Ejercicio escrito
Retoma el artículo sobre la escolarización de Paquita y Cristina en colegios religiosos y continúalo a partir de su última oración.

Obviamente, la religión se antepone a cualquier otra cosa: «Hacíamos la típica cultura religiosa de ejercicios espirituales… La idea de que si cometías un pecado te podías ir al infierno… Era la típica tradición que había en España en ese momento, en una Iglesia muy tradicional. El colegio estaba muy metido en esa cultura».16 Paquita se distingue por su fervor y también por su buena conducta, seguramente ayudada por su timidez, acentuada por las dificultades de adaptación al nuevo colegio:

Llegué a ser medallón, que era el máximo reconocimiento al buen comportamiento de conducta y estudios, y aquel mérito venía acompañado con ser la «campanera» del colegio, es decir, tocar la campana cuando era la hora de terminar las clases, el momento de recreo o el tiempo destinado a los estudios.17

La buena conducta —entendida como un ideal de niña obediente y modosa— no es una de las virtudes que adornan a Cristina, que asiste, tanto en Badajoz como posteriormente en Madrid, a donde llega con doce años, a un colegio de monjas del Santo Ángel. Era una joven sin preocupaciones y aplicada que «estudiaba a gusto, tenía buenas notas, no me planteaba problemas de ningún género», aunque reconoce que no era de comportamiento fácil y ya apuntaba maneras perturbadoras del orden impuesto: «En el colegio yo era de las niñas más malas y desobedientes, eso me daba un cierto liderazgo porque no me traumatizaban tanto las monjas. Yo creo que las traumatizaba más yo a ellas».

Registros de datos
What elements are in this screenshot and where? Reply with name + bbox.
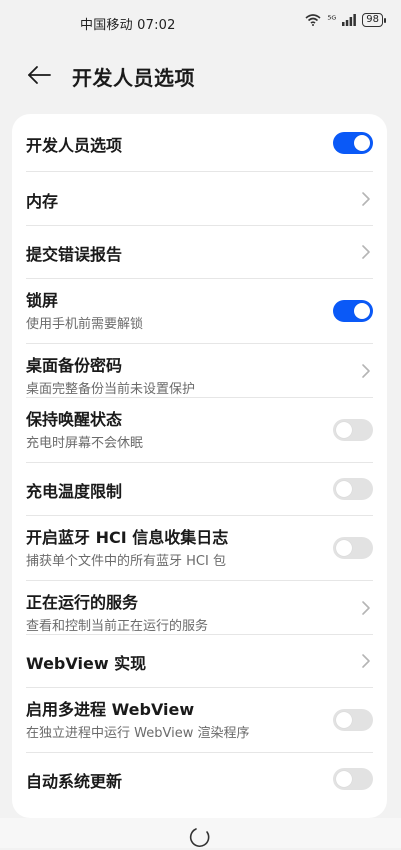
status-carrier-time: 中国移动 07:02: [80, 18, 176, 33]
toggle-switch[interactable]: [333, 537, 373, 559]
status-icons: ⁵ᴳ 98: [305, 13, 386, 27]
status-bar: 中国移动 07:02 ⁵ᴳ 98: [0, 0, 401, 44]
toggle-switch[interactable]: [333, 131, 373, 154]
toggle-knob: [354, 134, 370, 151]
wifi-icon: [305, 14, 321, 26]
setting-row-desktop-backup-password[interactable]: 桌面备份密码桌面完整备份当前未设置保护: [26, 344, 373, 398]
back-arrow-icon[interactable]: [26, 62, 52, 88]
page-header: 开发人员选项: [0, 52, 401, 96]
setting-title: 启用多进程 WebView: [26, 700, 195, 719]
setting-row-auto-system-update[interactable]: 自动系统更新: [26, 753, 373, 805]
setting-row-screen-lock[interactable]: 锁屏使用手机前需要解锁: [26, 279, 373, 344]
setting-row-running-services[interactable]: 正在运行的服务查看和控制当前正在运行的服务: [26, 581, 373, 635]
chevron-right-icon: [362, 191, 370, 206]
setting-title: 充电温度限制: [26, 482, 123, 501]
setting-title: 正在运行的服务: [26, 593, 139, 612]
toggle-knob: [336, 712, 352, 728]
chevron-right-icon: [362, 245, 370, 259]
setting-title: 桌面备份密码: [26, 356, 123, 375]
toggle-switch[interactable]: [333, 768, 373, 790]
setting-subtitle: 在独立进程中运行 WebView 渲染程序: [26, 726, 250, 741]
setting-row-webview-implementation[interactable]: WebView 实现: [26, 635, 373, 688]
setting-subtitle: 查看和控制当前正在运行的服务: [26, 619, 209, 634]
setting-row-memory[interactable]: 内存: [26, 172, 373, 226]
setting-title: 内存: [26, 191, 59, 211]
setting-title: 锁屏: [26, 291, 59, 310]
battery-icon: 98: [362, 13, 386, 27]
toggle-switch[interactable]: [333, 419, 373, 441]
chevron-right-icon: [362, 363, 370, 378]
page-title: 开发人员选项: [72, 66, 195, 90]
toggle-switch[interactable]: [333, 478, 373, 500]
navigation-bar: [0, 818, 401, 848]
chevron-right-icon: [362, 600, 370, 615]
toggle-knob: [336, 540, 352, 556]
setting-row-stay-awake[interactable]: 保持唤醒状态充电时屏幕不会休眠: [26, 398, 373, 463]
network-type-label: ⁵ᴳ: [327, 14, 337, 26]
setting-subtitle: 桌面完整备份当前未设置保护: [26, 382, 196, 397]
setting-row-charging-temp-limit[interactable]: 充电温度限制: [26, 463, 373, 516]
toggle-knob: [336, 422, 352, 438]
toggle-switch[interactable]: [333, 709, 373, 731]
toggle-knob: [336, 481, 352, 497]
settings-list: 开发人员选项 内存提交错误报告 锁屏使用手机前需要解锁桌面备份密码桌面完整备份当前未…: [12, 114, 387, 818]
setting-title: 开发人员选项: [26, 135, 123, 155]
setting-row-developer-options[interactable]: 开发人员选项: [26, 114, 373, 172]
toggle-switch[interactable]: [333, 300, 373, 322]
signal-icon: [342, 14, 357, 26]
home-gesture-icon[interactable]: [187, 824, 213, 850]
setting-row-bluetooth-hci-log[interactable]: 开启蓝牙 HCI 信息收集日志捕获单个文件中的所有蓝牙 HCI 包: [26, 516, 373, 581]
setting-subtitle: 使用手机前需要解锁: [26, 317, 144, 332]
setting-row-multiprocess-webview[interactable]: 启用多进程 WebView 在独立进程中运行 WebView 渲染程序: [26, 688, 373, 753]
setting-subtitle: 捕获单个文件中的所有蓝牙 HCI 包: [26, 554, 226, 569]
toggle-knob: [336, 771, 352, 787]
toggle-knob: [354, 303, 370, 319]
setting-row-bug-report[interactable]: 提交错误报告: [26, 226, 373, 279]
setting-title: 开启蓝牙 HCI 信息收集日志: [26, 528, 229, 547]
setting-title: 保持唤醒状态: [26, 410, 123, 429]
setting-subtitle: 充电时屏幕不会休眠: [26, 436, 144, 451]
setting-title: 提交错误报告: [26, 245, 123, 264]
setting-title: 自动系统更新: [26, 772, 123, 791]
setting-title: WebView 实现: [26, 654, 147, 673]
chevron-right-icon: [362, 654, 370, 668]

---

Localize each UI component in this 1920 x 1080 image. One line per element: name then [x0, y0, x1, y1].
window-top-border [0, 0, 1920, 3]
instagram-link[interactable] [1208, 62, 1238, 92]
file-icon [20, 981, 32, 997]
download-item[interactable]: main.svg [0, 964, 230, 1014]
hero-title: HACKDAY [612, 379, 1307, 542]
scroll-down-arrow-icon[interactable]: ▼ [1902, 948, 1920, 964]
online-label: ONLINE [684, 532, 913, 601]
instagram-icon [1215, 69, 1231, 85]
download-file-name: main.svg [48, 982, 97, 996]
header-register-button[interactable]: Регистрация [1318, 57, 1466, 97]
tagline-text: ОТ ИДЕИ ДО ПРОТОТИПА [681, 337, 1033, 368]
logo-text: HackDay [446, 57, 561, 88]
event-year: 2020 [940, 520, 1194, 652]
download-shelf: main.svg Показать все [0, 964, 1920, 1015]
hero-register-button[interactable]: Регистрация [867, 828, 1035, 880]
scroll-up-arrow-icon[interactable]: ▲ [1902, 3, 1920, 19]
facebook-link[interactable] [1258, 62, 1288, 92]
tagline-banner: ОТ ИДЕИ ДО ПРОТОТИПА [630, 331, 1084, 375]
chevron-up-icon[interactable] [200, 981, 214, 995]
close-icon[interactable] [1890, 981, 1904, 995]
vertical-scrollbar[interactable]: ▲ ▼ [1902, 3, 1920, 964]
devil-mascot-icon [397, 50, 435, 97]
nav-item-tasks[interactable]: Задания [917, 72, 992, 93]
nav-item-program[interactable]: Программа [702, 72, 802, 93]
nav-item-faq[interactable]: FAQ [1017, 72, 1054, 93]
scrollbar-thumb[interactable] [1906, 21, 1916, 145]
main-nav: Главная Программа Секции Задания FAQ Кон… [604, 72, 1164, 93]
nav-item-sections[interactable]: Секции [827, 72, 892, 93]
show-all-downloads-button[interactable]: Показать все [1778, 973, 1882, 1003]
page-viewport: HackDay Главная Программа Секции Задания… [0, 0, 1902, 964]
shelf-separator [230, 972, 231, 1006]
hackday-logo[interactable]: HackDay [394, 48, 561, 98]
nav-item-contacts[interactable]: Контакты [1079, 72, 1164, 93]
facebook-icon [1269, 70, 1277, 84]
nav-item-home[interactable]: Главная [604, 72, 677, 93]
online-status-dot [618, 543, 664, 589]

* * *

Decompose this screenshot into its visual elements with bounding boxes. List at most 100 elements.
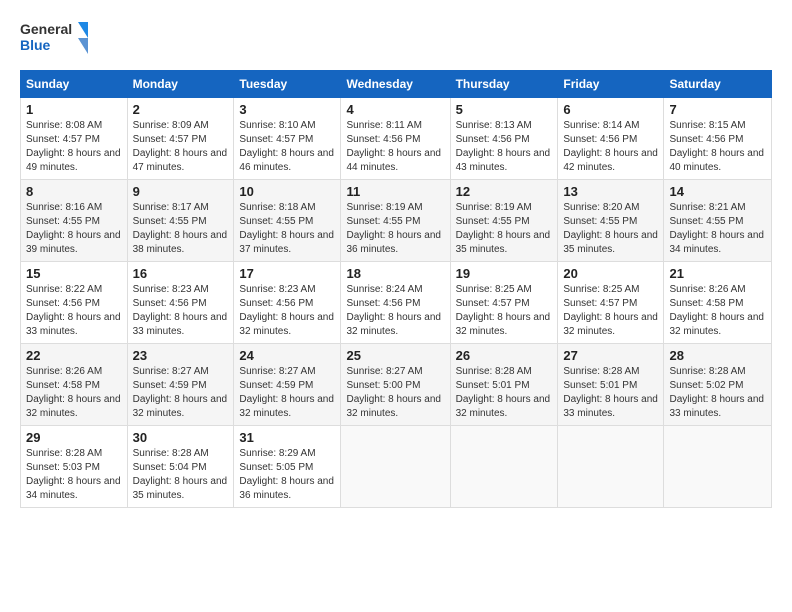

Respuesta final
Paquita y Cristina crecen en familias de estricta observancia católica. Manuela, en cambio, proviene de una familia en la que las inquietudes religiosas están ausentes. Las tres serán, en los años de pubertad y adolescencia, fervientes católicas acordes con la educación que reciben en sus respectivos colegios. Pero en tanto que esto resulta exento de contradicciones para las dos primeras, cuyo entorno favorece que germine la fe en ellas, en Manuela se produce una disonancia entre el colegio de monjas y el ambiente doméstico en el que está creciendo. En casa nadie se preocupa por el cine que ve o las novelas que lee. Todo les parece cultura y, por tanto, beneficioso. Pero en el colegio descubre que existe un Índice de obras prohibidas y que Los tres mosqueteros figura entre ellas y, según le dice el cura, debe quemar el libro, que acaba yendo a parar a la caldera a escondidas de su madre. No es que ella viera pecado en el libro, como no lo veía en la ingesta de chorizo los viernes o en Cuaresma, pero la forma abrupta en que la niña entra en contacto con la religiosidad es algo muy imperativo, que no admite dudas y cuya transgresión trae consecuencias terribles. Se trata, por otra parte, del modo común en que por entonces se concibe la educación y se inculcan los valores morales: a través del miedo. Miedo al castigo, miedo al infierno, dentro de un oscurantismo religioso perfectamente concordante con el terror político que impera en el país. La anomalía está precisamente en familias como la de los Carmena-Castrillo, donde se respira un ambiente que, aun no siendo explícitamente desafecto, sí resulta eficazmente contradictorio por omisión, por la ausencia de afán represivo e inquisitorial. La esfera doméstica se contrapone de este modo silencioso, tácito, a lo que le rodea en una sociedad atenazada por miedos de toda índole, terrenales y sobrenaturales.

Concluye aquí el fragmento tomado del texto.